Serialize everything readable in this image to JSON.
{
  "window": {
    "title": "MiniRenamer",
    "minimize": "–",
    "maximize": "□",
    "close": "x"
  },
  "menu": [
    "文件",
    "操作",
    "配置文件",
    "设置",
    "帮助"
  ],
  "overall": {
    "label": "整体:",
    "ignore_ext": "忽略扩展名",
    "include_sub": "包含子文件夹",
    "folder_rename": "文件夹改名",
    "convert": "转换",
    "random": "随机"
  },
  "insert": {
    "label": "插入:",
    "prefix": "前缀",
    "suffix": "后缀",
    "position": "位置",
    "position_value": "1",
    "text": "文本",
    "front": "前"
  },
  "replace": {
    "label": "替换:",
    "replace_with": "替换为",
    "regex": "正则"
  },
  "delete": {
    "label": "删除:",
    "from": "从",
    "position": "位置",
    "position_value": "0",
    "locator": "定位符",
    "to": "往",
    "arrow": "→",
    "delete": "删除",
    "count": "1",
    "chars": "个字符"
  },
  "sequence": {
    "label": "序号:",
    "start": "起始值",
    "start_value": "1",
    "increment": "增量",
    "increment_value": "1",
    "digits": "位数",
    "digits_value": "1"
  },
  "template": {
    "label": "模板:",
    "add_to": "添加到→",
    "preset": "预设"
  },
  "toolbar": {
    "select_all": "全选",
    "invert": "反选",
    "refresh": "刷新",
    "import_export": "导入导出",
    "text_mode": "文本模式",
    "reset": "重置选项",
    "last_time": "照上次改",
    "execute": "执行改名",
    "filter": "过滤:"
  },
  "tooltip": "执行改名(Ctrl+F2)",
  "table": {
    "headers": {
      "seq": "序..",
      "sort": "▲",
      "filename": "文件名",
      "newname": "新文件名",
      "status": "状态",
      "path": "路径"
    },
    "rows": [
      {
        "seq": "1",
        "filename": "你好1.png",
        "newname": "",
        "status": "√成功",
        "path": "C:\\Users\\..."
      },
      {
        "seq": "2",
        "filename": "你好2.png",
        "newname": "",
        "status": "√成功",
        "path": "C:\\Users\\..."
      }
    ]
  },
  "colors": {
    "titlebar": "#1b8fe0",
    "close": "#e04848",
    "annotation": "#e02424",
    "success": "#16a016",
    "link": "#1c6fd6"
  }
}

(REQUIRED TASK): From the entries above, select each line containing the string "filename".

(THE RESULT):
      "filename": "文件名",
        "filename": "你好1.png",
        "filename": "你好2.png",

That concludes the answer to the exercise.